- _Work instructions_
Skip the pictures and quote all of the lines exactly.

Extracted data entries

──────────────────────────────

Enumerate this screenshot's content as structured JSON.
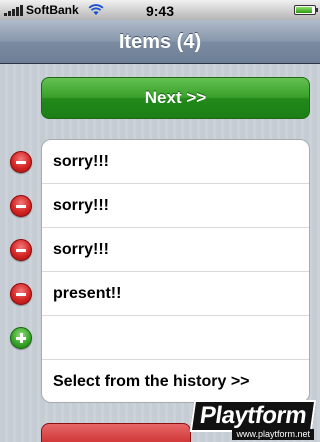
{
  "status_bar": {
    "carrier": "SoftBank",
    "time": "9:43",
    "signal_bars": 5,
    "battery_level": 0.9
  },
  "nav_bar": {
    "title": "Items (4)"
  },
  "actions": {
    "next_label": "Next  >>"
  },
  "items": [
    {
      "label": "sorry!!!",
      "icon": "minus-circle-icon"
    },
    {
      "label": "sorry!!!",
      "icon": "minus-circle-icon"
    },
    {
      "label": "sorry!!!",
      "icon": "minus-circle-icon"
    },
    {
      "label": "present!!",
      "icon": "minus-circle-icon"
    }
  ],
  "new_item": {
    "value": "",
    "icon": "plus-circle-icon"
  },
  "history": {
    "label": "Select from the history  >>"
  },
  "watermark": {
    "logo_text": "Playtform",
    "url": "www.playtform.net"
  },
  "colors": {
    "accent_green": "#22891a",
    "nav_blue": "#6d7f97",
    "delete_red": "#d62424",
    "add_green": "#3aa52a"
  }
}
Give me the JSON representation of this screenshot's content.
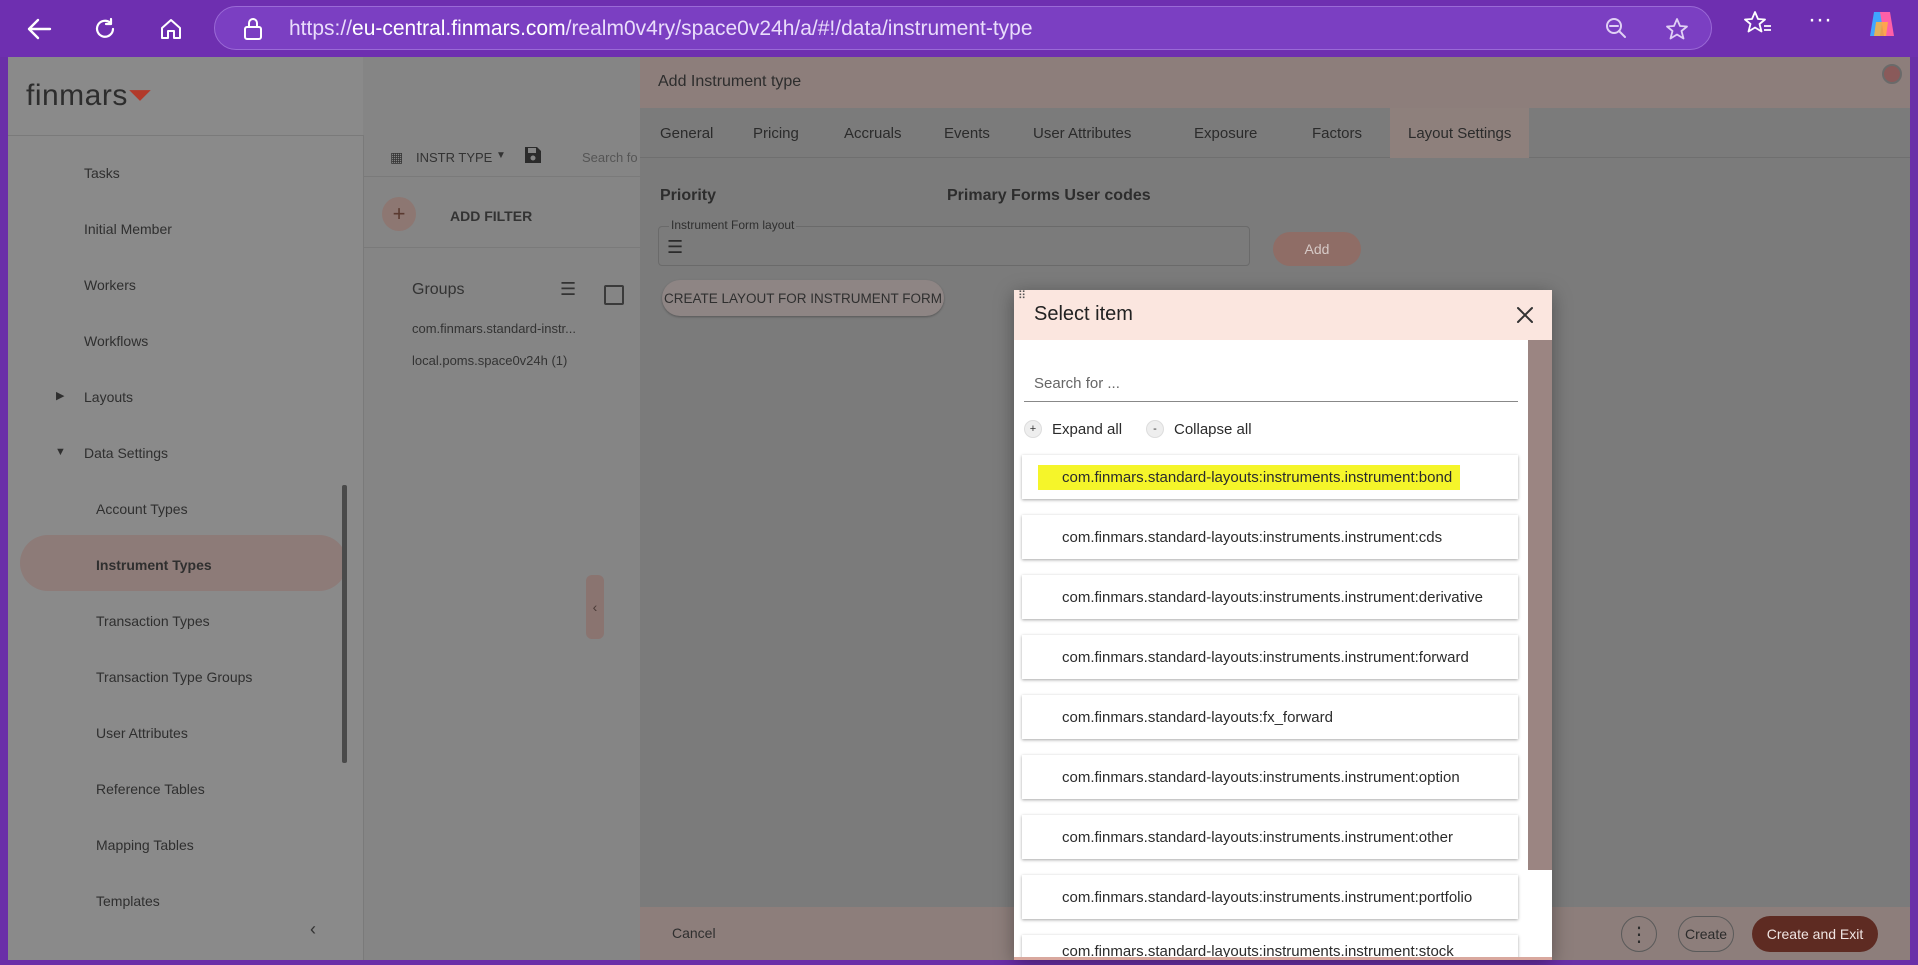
{
  "browser": {
    "url_prefix": "https://",
    "url_domain": "eu-central.finmars.com",
    "url_path": "/realm0v4ry/space0v24h/a/#!/data/instrument-type",
    "icons": [
      "back-arrow-icon",
      "refresh-icon",
      "home-icon",
      "lock-icon",
      "zoom-out-icon",
      "star-icon",
      "favorites-icon",
      "more-icon",
      "copilot-icon"
    ]
  },
  "app": {
    "logo": "finmars",
    "sidebar": {
      "items": [
        {
          "label": "Tasks"
        },
        {
          "label": "Initial Member"
        },
        {
          "label": "Workers"
        },
        {
          "label": "Workflows"
        },
        {
          "label": "Layouts"
        },
        {
          "label": "Data Settings"
        },
        {
          "label": "Account Types"
        },
        {
          "label": "Instrument Types"
        },
        {
          "label": "Transaction Types"
        },
        {
          "label": "Transaction Type Groups"
        },
        {
          "label": "User Attributes"
        },
        {
          "label": "Reference Tables"
        },
        {
          "label": "Mapping Tables"
        },
        {
          "label": "Templates"
        }
      ]
    },
    "midpanel": {
      "layout_name": "INSTR TYPE",
      "search_placeholder": "Search fo",
      "add_filter": "ADD FILTER",
      "groups_title": "Groups",
      "groups": [
        {
          "label": "com.finmars.standard-instr..."
        },
        {
          "label": "local.poms.space0v24h (1)"
        }
      ]
    }
  },
  "dialog": {
    "title": "Add Instrument type",
    "tabs": [
      {
        "label": "General"
      },
      {
        "label": "Pricing"
      },
      {
        "label": "Accruals"
      },
      {
        "label": "Events"
      },
      {
        "label": "User Attributes"
      },
      {
        "label": "Exposure"
      },
      {
        "label": "Factors"
      },
      {
        "label": "Layout Settings"
      }
    ],
    "active_tab": "Layout Settings",
    "priority_label": "Priority",
    "primary_forms_label": "Primary Forms User codes",
    "form_field_label": "Instrument Form layout",
    "add_button": "Add",
    "create_layout_button": "CREATE LAYOUT FOR INSTRUMENT FORM",
    "footer": {
      "cancel": "Cancel",
      "create": "Create",
      "create_and_exit": "Create and Exit"
    }
  },
  "modal": {
    "title": "Select item",
    "search_placeholder": "Search for ...",
    "expand_all": "Expand all",
    "collapse_all": "Collapse all",
    "expand_symbol": "+",
    "collapse_symbol": "-",
    "items": [
      {
        "label": "com.finmars.standard-layouts:instruments.instrument:bond",
        "highlighted": true
      },
      {
        "label": "com.finmars.standard-layouts:instruments.instrument:cds"
      },
      {
        "label": "com.finmars.standard-layouts:instruments.instrument:derivative"
      },
      {
        "label": "com.finmars.standard-layouts:instruments.instrument:forward"
      },
      {
        "label": "com.finmars.standard-layouts:fx_forward"
      },
      {
        "label": "com.finmars.standard-layouts:instruments.instrument:option"
      },
      {
        "label": "com.finmars.standard-layouts:instruments.instrument:other"
      },
      {
        "label": "com.finmars.standard-layouts:instruments.instrument:portfolio"
      },
      {
        "label": "com.finmars.standard-layouts:instruments.instrument:stock"
      }
    ]
  },
  "colors": {
    "browser_chrome": "#6e2fb0",
    "highlight": "#f5f52a",
    "modal_header": "#fbe6df",
    "primary_button": "#5e2b22"
  }
}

──────────────────────────────

- _Correct answer_
Enumerate this screenshot's content as structured JSON.
{
  "status_bar": {
    "carrier": "SoftBank",
    "time": "9:43",
    "signal_bars": 5,
    "battery_level": 0.9
  },
  "nav_bar": {
    "title": "Items (4)"
  },
  "actions": {
    "next_label": "Next  >>"
  },
  "items": [
    {
      "label": "sorry!!!",
      "icon": "minus-circle-icon"
    },
    {
      "label": "sorry!!!",
      "icon": "minus-circle-icon"
    },
    {
      "label": "sorry!!!",
      "icon": "minus-circle-icon"
    },
    {
      "label": "present!!",
      "icon": "minus-circle-icon"
    }
  ],
  "new_item": {
    "value": "",
    "icon": "plus-circle-icon"
  },
  "history": {
    "label": "Select from the history  >>"
  },
  "watermark": {
    "logo_text": "Playtform",
    "url": "www.playtform.net"
  },
  "colors": {
    "accent_green": "#22891a",
    "nav_blue": "#6d7f97",
    "delete_red": "#d62424",
    "add_green": "#3aa52a"
  }
}
Give me the JSON representation of this screenshot's content.
{
  "browser": {
    "url_prefix": "https://",
    "url_domain": "eu-central.finmars.com",
    "url_path": "/realm0v4ry/space0v24h/a/#!/data/instrument-type",
    "icons": [
      "back-arrow-icon",
      "refresh-icon",
      "home-icon",
      "lock-icon",
      "zoom-out-icon",
      "star-icon",
      "favorites-icon",
      "more-icon",
      "copilot-icon"
    ]
  },
  "app": {
    "logo": "finmars",
    "sidebar": {
      "items": [
        {
          "label": "Tasks"
        },
        {
          "label": "Initial Member"
        },
        {
          "label": "Workers"
        },
        {
          "label": "Workflows"
        },
        {
          "label": "Layouts"
        },
        {
          "label": "Data Settings"
        },
        {
          "label": "Account Types"
        },
        {
          "label": "Instrument Types"
        },
        {
          "label": "Transaction Types"
        },
        {
          "label": "Transaction Type Groups"
        },
        {
          "label": "User Attributes"
        },
        {
          "label": "Reference Tables"
        },
        {
          "label": "Mapping Tables"
        },
        {
          "label": "Templates"
        }
      ]
    },
    "midpanel": {
      "layout_name": "INSTR TYPE",
      "search_placeholder": "Search fo",
      "add_filter": "ADD FILTER",
      "groups_title": "Groups",
      "groups": [
        {
          "label": "com.finmars.standard-instr..."
        },
        {
          "label": "local.poms.space0v24h (1)"
        }
      ]
    }
  },
  "dialog": {
    "title": "Add Instrument type",
    "tabs": [
      {
        "label": "General"
      },
      {
        "label": "Pricing"
      },
      {
        "label": "Accruals"
      },
      {
        "label": "Events"
      },
      {
        "label": "User Attributes"
      },
      {
        "label": "Exposure"
      },
      {
        "label": "Factors"
      },
      {
        "label": "Layout Settings"
      }
    ],
    "active_tab": "Layout Settings",
    "priority_label": "Priority",
    "primary_forms_label": "Primary Forms User codes",
    "form_field_label": "Instrument Form layout",
    "add_button": "Add",
    "create_layout_button": "CREATE LAYOUT FOR INSTRUMENT FORM",
    "footer": {
      "cancel": "Cancel",
      "create": "Create",
      "create_and_exit": "Create and Exit"
    }
  },
  "modal": {
    "title": "Select item",
    "search_placeholder": "Search for ...",
    "expand_all": "Expand all",
    "collapse_all": "Collapse all",
    "expand_symbol": "+",
    "collapse_symbol": "-",
    "items": [
      {
        "label": "com.finmars.standard-layouts:instruments.instrument:bond",
        "highlighted": true
      },
      {
        "label": "com.finmars.standard-layouts:instruments.instrument:cds"
      },
      {
        "label": "com.finmars.standard-layouts:instruments.instrument:derivative"
      },
      {
        "label": "com.finmars.standard-layouts:instruments.instrument:forward"
      },
      {
        "label": "com.finmars.standard-layouts:fx_forward"
      },
      {
        "label": "com.finmars.standard-layouts:instruments.instrument:option"
      },
      {
        "label": "com.finmars.standard-layouts:instruments.instrument:other"
      },
      {
        "label": "com.finmars.standard-layouts:instruments.instrument:portfolio"
      },
      {
        "label": "com.finmars.standard-layouts:instruments.instrument:stock"
      }
    ]
  },
  "colors": {
    "browser_chrome": "#6e2fb0",
    "highlight": "#f5f52a",
    "modal_header": "#fbe6df",
    "primary_button": "#5e2b22"
  }
}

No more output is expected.